REQUIRED WORK
[1] Summarize the forum thread on methylation in two sentences.
[2] Render this sentence from the forum thread on methylation in Spanish: "Problems with methylation won’t apply to everyone, but if it’s present it’s going to make progress difficult if left untreated."
[3] Carry on the forum thread on methylation from the point where it stops.

TEXT SECTION
Content starts


    Methylfolate is the only form of folic acid that works for me; this indicates my body does not make the necessary conversions. I had a pulmonary embolism even before I became ill, it was major and resulted in my spending a week in intensive care and almost a month in hospital. When researching methylfolate I came across research linking low levels of methylfolate with DVTs and PEs. Low levels of methylfolate have been linked to neuropathies and neuropathic pain in diabetes. Poor methylation can also lead to high levels of homocysteine and low levels of Sam-e.

    Sometimes it’s hard to see the wood for the trees, especially when so much remains uncertain in these DDs.

    Dee50s post titled “Crdmr2004/Metanx” includes information of a Rx she takes which helps with methylation.

    Carla-nl has posted important info on methylation and homocysteine titled “Part I: Homocysteine, Methylation, Glutathione & Vit.B uptake” and “Part II: Homocysteine, Methylation, Glutathione & Vit.B uptake”

    I posted one of Rich Konynenburg’s hypotheses on a topic tilted “CFS, autism, glutathione, and methylation”.

    Problems with methylation won’t apply to everyone, but if it’s present it’s going to make progress difficult if left untreated.

    I take TMG (Tri-methyl-glycine), Pyridoxal 5-Phosphate (B6), Methylfolate (folic acid), and sublingual Methylcobalamin(B12).

    Take care,
    Tansy[This Message was Edited on 07/21/2006]
  2. cobie

    cobie New Member

    Hi Tansy,
    Ive been doing the' Autism'abnormal methylation regime for several months now.[from the book'Autism: effective biomedical treatments by Jon Pangborn and Sidney Baker MD.']Too early to decide if its having an effect.? If you look at ARI WEB conferance on the net their are some video lectures by a Jill St James phd who is discovering the abnormalities in the methylation system. Will let you know. Good luck Cobie
  3. bpmwriter

    bpmwriter New Member

    i've connected my histamine problems to under methylation and take methionine now whenever i have a histamine attack. your post confuses me a bit though because i thought folic acid makes the problem WORSE? patients with histadelia due to metyhlation problems typically are prescribed anti-folate drugs in order to keep their folate levels down. methionine and calcium are used to support the metylation process.

  4. tansy

    tansy New Member

    Hi Eddy

    Methylation is difficult to understand, it’s only recently been linked to autism and other illnesses.

Content ends

INFORMATION GIVEN

Content starts

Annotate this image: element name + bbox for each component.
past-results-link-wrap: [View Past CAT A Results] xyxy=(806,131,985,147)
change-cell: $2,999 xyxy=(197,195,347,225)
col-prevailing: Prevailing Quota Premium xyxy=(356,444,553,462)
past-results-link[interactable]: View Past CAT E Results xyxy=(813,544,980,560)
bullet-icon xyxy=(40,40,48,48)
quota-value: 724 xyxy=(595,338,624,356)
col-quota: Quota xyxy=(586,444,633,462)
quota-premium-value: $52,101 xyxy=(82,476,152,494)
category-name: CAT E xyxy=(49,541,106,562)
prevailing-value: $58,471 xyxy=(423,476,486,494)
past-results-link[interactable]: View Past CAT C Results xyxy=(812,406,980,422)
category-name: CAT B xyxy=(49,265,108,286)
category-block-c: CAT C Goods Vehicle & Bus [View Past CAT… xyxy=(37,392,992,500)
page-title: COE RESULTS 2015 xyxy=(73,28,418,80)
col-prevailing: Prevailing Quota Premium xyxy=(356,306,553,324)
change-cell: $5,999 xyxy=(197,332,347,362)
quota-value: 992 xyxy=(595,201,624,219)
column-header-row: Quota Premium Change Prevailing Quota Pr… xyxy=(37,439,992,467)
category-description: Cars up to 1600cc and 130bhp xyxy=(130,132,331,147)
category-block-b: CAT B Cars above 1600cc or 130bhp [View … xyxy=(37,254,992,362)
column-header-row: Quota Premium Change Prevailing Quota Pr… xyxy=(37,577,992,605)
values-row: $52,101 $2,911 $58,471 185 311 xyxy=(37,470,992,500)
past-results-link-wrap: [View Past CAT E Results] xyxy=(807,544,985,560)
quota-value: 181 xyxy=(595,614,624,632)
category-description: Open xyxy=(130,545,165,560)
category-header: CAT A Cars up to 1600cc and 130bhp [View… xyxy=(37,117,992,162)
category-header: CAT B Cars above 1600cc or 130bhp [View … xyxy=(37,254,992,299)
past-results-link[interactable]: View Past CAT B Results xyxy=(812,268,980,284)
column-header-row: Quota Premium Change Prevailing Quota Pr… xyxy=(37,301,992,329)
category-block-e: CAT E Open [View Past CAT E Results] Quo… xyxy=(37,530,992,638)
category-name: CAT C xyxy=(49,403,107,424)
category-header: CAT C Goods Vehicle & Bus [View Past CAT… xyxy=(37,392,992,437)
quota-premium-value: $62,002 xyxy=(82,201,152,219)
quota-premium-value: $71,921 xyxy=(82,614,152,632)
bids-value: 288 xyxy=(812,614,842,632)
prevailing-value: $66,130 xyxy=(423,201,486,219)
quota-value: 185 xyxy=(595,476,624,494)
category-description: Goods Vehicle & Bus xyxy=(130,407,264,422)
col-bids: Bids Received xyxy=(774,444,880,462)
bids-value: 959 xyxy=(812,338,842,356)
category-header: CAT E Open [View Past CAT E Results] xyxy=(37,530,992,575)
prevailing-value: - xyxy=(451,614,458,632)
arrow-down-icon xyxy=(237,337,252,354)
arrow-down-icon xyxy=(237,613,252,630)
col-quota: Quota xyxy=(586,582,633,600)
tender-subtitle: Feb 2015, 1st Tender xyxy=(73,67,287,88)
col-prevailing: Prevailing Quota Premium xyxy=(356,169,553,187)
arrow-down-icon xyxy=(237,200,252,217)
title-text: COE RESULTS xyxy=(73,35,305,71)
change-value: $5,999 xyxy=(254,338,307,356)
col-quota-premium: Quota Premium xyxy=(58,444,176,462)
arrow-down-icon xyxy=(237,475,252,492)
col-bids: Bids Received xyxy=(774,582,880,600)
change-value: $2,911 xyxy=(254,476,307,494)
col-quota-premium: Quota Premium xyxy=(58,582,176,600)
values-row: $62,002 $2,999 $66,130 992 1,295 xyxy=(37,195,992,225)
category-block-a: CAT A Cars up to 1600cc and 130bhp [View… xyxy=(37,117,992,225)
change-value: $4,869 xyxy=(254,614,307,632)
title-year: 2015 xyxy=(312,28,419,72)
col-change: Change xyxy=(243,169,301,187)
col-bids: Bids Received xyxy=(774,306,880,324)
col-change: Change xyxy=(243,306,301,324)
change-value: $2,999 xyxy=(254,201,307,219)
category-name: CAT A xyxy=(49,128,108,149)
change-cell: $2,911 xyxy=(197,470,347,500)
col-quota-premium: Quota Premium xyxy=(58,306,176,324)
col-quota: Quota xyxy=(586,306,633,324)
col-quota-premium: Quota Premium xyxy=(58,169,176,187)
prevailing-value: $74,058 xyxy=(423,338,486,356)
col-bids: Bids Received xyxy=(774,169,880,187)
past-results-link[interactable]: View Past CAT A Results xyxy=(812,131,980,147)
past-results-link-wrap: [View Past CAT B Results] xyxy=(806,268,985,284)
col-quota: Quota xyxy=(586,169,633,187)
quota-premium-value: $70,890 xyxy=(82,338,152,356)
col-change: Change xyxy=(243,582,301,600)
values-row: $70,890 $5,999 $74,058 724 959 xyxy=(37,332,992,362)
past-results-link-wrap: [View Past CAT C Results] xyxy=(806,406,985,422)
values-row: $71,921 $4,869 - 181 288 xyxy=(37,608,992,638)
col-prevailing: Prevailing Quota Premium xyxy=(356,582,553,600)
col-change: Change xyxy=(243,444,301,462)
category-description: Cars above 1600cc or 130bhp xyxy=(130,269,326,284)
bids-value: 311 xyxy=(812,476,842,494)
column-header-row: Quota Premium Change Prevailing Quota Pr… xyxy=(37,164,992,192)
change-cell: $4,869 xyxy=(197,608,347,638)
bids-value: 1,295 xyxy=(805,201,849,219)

Content ends

RESPONSES IN ORDER
[1] Tansy reports that methylfolate is the only form of folic acid that works, cites research linking low methylfolate levels to DVTs, PEs, and neuropathies, and lists the methylation supplements taken. In reply, cobie describes several months on an autism methylation regime that is too early to judge, and bpmwriter, who connects histamine problems to undermethylation, asks whether folic acid makes the problem worse.

[2] Los problemas de metilación no afectarán a todos, pero si están presentes, dificultarán el progreso si no se tratan.

[3]
    Many of us found we could be under and/or over methylating; without access to specialist testing, it’s easy to get bogged down by all the suggestions and information overload.

    Methylation goes through many stages, so it can be disrupted at any of these, that’s why there’s a variation in the supps people are taking. I know problems with methylation are part of the soup for me but not the one underlying cause.

    Some advocate starting with taurine but that causes me problems. When I had my amalgams removed in the late 80s I was given cysteine and methionine, they too made me much worse but not for the right reasons. Now the protocols used for amalgams/mercury have evolved and are more effective.

    I have read some Drs and patients insisting folic acid should be avoided because it feeds the pathogens; and I know folic acid has been identified as one trigger for histamine attacks. Ironically I have had severe allergic reactions, including anaphylactic shock, but they are nowhere near as bad now and seem to cycle just like many of my symptoms do.

    Since taking methylfolate I’ve had no increased problems with histamine, nor any signs pathogens are feeding on it, but maybe that’s because I’m taking methylfolate and not folic or folonic acid.

    If what you are taking works stick to it and don’t get too concerned when others address problems with methylation a different way. My protocol is pretty standard stuff but I know it’s not right for everyone.

    Hi Cobie

    I look forward to reading how you get on; it does take time as you pointed out. Good luck.

    I’d love to watch the video but my computer’s sound card isn’t working. I need a new computer with a large LCD screen and voice recognition software, but can’t afford it. This one is driving me up the wall, as is the pain through trying to use it.